What you need to do: Copy out each line below exactly as it appears.

Record extracts:

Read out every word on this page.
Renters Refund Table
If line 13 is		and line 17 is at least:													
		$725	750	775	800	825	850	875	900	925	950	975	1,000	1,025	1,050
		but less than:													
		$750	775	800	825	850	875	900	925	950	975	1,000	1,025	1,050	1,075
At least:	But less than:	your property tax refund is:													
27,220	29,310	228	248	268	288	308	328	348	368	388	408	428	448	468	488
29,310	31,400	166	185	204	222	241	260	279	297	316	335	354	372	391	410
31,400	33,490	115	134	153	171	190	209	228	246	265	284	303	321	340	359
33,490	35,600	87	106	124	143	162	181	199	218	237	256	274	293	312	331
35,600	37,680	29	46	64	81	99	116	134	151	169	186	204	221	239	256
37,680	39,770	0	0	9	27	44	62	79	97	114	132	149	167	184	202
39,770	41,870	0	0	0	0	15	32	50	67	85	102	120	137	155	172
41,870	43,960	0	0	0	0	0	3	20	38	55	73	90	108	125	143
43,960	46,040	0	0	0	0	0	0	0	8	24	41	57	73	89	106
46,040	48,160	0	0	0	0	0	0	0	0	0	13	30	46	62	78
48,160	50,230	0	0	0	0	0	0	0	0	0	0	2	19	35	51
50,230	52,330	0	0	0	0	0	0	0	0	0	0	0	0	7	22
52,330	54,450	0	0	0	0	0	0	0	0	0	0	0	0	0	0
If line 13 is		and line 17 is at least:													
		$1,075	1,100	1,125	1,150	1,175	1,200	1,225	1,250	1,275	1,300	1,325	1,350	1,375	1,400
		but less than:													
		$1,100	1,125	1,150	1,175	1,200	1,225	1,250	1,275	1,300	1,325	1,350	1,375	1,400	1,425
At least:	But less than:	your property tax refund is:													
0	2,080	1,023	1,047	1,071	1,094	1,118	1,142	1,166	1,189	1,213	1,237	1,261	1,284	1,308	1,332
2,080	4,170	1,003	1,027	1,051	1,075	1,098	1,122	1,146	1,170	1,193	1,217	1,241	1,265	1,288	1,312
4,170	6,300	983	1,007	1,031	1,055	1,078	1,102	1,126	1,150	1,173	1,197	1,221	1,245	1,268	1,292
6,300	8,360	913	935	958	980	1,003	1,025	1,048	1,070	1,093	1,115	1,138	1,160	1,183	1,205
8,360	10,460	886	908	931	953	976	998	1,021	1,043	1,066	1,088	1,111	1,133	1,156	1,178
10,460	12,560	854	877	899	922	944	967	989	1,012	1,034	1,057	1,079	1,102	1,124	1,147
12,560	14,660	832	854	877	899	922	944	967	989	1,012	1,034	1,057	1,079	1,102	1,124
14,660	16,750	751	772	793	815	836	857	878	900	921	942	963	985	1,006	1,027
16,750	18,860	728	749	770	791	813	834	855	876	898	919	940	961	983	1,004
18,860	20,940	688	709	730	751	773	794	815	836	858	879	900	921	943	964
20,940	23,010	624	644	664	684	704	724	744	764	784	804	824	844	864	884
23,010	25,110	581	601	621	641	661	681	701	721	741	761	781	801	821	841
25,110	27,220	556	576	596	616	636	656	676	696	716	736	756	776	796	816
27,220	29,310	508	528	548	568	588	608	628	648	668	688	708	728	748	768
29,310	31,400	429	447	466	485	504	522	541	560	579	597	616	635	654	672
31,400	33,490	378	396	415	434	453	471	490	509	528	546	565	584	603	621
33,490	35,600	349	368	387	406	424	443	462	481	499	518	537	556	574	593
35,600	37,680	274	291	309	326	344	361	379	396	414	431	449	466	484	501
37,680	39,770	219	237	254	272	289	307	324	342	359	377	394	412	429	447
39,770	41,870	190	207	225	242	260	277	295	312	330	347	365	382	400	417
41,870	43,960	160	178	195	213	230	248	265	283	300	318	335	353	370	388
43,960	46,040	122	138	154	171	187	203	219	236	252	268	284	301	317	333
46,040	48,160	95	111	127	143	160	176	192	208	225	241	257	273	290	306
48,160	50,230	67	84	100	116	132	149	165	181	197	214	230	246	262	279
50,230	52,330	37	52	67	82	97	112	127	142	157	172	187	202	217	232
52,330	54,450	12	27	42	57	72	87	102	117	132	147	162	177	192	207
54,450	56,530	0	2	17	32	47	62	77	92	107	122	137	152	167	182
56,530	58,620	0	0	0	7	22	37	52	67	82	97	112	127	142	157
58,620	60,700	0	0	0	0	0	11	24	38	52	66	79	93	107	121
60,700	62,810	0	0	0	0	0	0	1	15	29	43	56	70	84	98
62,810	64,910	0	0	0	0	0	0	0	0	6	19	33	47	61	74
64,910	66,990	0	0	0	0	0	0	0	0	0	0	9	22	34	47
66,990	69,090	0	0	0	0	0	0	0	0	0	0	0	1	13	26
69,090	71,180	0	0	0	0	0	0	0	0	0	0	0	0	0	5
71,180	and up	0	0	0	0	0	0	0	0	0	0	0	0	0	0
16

Correct response:
Read out every word on this page.
Renters Refund Table
If line 13 is		and line 17 is at least:													
		$725	750	775	800	825	850	875	900	925	950	975	1,000	1,025	1,050
		but less than:													
		$750	775	800	825	850	875	900	925	950	975	1,000	1,025	1,050	1,075
At least:	But less than:	your property tax refund is:													
27,220	29,310	228	248	268	288	308	328	348	368	388	408	428	448	468	488
29,310	31,400	166	185	204	222	241	260	279	297	316	335	354	372	391	410
31,400	33,490	115	134	153	171	190	209	228	246	265	284	303	321	340	359
33,490	35,600	87	106	124	143	162	181	199	218	237	256	274	293	312	331
35,600	37,680	29	46	64	81	99	116	134	151	169	186	204	221	239	256
37,680	39,770	0	0	9	27	44	62	79	97	114	132	149	167	184	202
39,770	41,870	0	0	0	0	15	32	50	67	85	102	120	137	155	172
41,870	43,960	0	0	0	0	0	3	20	38	55	73	90	108	125	143
43,960	46,040	0	0	0	0	0	0	0	8	24	41	57	73	89	106
46,040	48,160	0	0	0	0	0	0	0	0	0	13	30	46	62	78
48,160	50,230	0	0	0	0	0	0	0	0	0	0	2	19	35	51
50,230	52,330	0	0	0	0	0	0	0	0	0	0	0	0	7	22
52,330	54,450	0	0	0	0	0	0	0	0	0	0	0	0	0	0
If line 13 is		and line 17 is at least:													
		$1,075	1,100	1,125	1,150	1,175	1,200	1,225	1,250	1,275	1,300	1,325	1,350	1,375	1,400
		but less than:													
		$1,100	1,125	1,150	1,175	1,200	1,225	1,250	1,275	1,300	1,325	1,350	1,375	1,400	1,425
At least:	But less than:	your property tax refund is:													
0	2,080	1,023	1,047	1,071	1,094	1,118	1,142	1,166	1,189	1,213	1,237	1,261	1,284	1,308	1,332
2,080	4,170	1,003	1,027	1,051	1,075	1,098	1,122	1,146	1,170	1,193	1,217	1,241	1,265	1,288	1,312
4,170	6,300	983	1,007	1,031	1,055	1,078	1,102	1,126	1,150	1,173	1,197	1,221	1,245	1,268	1,292
6,300	8,360	913	935	958	980	1,003	1,025	1,048	1,070	1,093	1,115	1,138	1,160	1,183	1,205
8,360	10,460	886	908	931	953	976	998	1,021	1,043	1,066	1,088	1,111	1,133	1,156	1,178
10,460	12,560	854	877	899	922	944	967	989	1,012	1,034	1,057	1,079	1,102	1,124	1,147
12,560	14,660	832	854	877	899	922	944	967	989	1,012	1,034	1,057	1,079	1,102	1,124
14,660	16,750	751	772	793	815	836	857	878	900	921	942	963	985	1,006	1,027
16,750	18,860	728	749	770	791	813	834	855	876	898	919	940	961	983	1,004
18,860	20,940	688	709	730	751	773	794	815	836	858	879	900	921	943	964
20,940	23,010	624	644	664	684	704	724	744	764	784	804	824	844	864	884
23,010	25,110	581	601	621	641	661	681	701	721	741	761	781	801	821	841
25,110	27,220	556	576	596	616	636	656	676	696	716	736	756	776	796	816
27,220	29,310	508	528	548	568	588	608	628	648	668	688	708	728	748	768
29,310	31,400	429	447	466	485	504	522	541	560	579	597	616	635	654	672
31,400	33,490	378	396	415	434	453	471	490	509	528	546	565	584	603	621
33,490	35,600	349	368	387	406	424	443	462	481	499	518	537	556	574	593
35,600	37,680	274	291	309	326	344	361	379	396	414	431	449	466	484	501
37,680	39,770	219	237	254	272	289	307	324	342	359	377	394	412	429	447
39,770	41,870	190	207	225	242	260	277	295	312	330	347	365	382	400	417
41,870	43,960	160	178	195	213	230	248	265	283	300	318	335	353	370	388
43,960	46,040	122	138	154	171	187	203	219	236	252	268	284	301	317	333
46,040	48,160	95	111	127	143	160	176	192	208	225	241	257	273	290	306
48,160	50,230	67	84	100	116	132	149	165	181	197	214	230	246	262	279
50,230	52,330	37	52	67	82	97	112	127	142	157	172	187	202	217	232
52,330	54,450	12	27	42	57	72	87	102	117	132	147	162	177	192	207
54,450	56,530	0	2	17	32	47	62	77	92	107	122	137	152	167	182
56,530	58,620	0	0	0	7	22	37	52	67	82	97	112	127	142	157
58,620	60,700	0	0	0	0	0	11	24	38	52	66	79	93	107	121
60,700	62,810	0	0	0	0	0	0	1	15	29	43	56	70	84	98
62,810	64,910	0	0	0	0	0	0	0	0	6	19	33	47	61	74
64,910	66,990	0	0	0	0	0	0	0	0	0	0	9	22	34	47
66,990	69,090	0	0	0	0	0	0	0	0	0	0	0	1	13	26
69,090	71,180	0	0	0	0	0	0	0	0	0	0	0	0	0	5
71,180	and up	0	0	0	0	0	0	0	0	0	0	0	0	0	0
16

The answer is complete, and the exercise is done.